What’s going on here? Again I refer to the words of the late, great New York sports columnist Dick Young and what is going on here is this World Baseball Classic, that Major League Baseball continues to endorse and leads to many questions.
The question I continue to address, as do many Major League Baseball GM’s, is about the timing and consequences of having their rosters dispersed during that important juncture known as spring training. Also, the questions of a GM allowing one or more of their elite players to play for an exhibition for the pride of their country.
They, as I do, question the risk and consequences of allowing one of their own to leave spring training camps and return injury free. It has happened in prior years since the inception of the WBC in 2013. The GM’s keep their fingers crossed.
Yet, when the WBC convenes again March 8, teams divided into four pools, with games played at Chase Field Field (Arizona), Loan DepotPark (Miami), Intercontinental Baseball Stadium (Taiwan) and Tokyo Dome (Tokyo) there are questions.
And questions up until the semifinals and championship game in Miami. Is this the proper time for the WBC to be played, realizing the world wide significance and repercussions of an injury. Managers and coaches are in the process of composing their best 26-man roster for Opening Day, though their best players are on leave for an exhibition. Spring training has always been the time to being to form chemistry for players, the manager and coaches.
But there has always been this dilemma since the initial year of the WBC. The players have a say in the matter and the revenue divided with MLB is significant, though I have stated every four years, not in March, but after the conclusion of the World Series, is a proper time for the WBC.

━━━━━━━━━━━━━━━━━━━━━━━━━━━━━━

What you need to do
Please transcribe, word for word, the stretch of the World Baseball Classic column that starts at the words "They, as I do, question" and stops after "their fingers crossed.".

━━━━━━━━━━━━━━━━━━━━━━━━━━━━━━

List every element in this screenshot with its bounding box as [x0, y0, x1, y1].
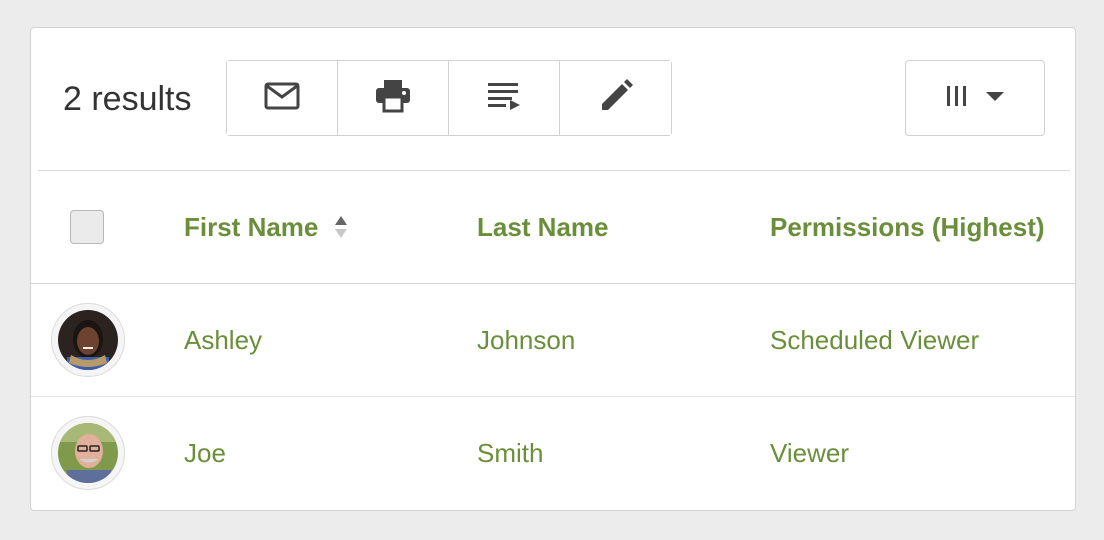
columns-dropdown-button[interactable] [905, 60, 1045, 136]
column-header-last-name[interactable]: Last Name [477, 171, 609, 283]
last-name-cell[interactable]: Smith [477, 397, 543, 510]
pencil-icon [599, 78, 633, 118]
playlist-icon [487, 81, 521, 116]
permissions-value[interactable]: Viewer [770, 438, 849, 469]
sort-icon[interactable] [334, 215, 348, 239]
print-icon [375, 79, 411, 118]
permissions-header-label: Permissions (Highest) [770, 211, 1045, 242]
table-header-row: First Name Last Name Permissions (Highes… [31, 171, 1075, 284]
first-name-header-label: First Name [184, 211, 319, 242]
caret-down-icon [986, 89, 1004, 107]
toolbar: 2 results [31, 28, 1075, 171]
permissions-value[interactable]: Scheduled Viewer [770, 325, 979, 356]
action-button-group [226, 60, 672, 136]
email-button[interactable] [227, 61, 338, 135]
last-name-value[interactable]: Johnson [477, 325, 575, 356]
avatar [51, 303, 125, 377]
results-count: 2 results [63, 80, 192, 118]
table-row[interactable]: Ashley Johnson Scheduled Viewer [31, 284, 1075, 397]
permissions-cell[interactable]: Scheduled Viewer [770, 284, 979, 396]
mail-icon [264, 81, 300, 116]
print-button[interactable] [338, 61, 449, 135]
first-name-cell[interactable]: Ashley [184, 284, 262, 396]
column-header-first-name[interactable]: First Name [184, 171, 348, 283]
first-name-cell[interactable]: Joe [184, 397, 226, 510]
select-all-checkbox[interactable] [70, 210, 104, 244]
avatar [51, 416, 125, 490]
last-name-cell[interactable]: Johnson [477, 284, 575, 396]
last-name-header-label: Last Name [477, 211, 609, 242]
first-name-value[interactable]: Ashley [184, 325, 262, 356]
users-table-card: 2 results First Name Last Name Permissio… [30, 27, 1076, 511]
last-name-value[interactable]: Smith [477, 438, 543, 469]
columns-icon [946, 85, 968, 112]
column-header-permissions[interactable]: Permissions (Highest) [770, 171, 1045, 283]
edit-button[interactable] [560, 61, 671, 135]
first-name-value[interactable]: Joe [184, 438, 226, 469]
permissions-cell[interactable]: Viewer [770, 397, 849, 510]
table-row[interactable]: Joe Smith Viewer [31, 397, 1075, 510]
playlist-button[interactable] [449, 61, 560, 135]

━━━━━━━━━━━━━━━━━━━━━━━━━━━━━━

Exercise result
They, as I do, question the risk and consequences of allowing one of their own to leave spring training camps and return injury free. It has happened in prior years since the inception of the WBC in 2013. The GM’s keep their fingers crossed.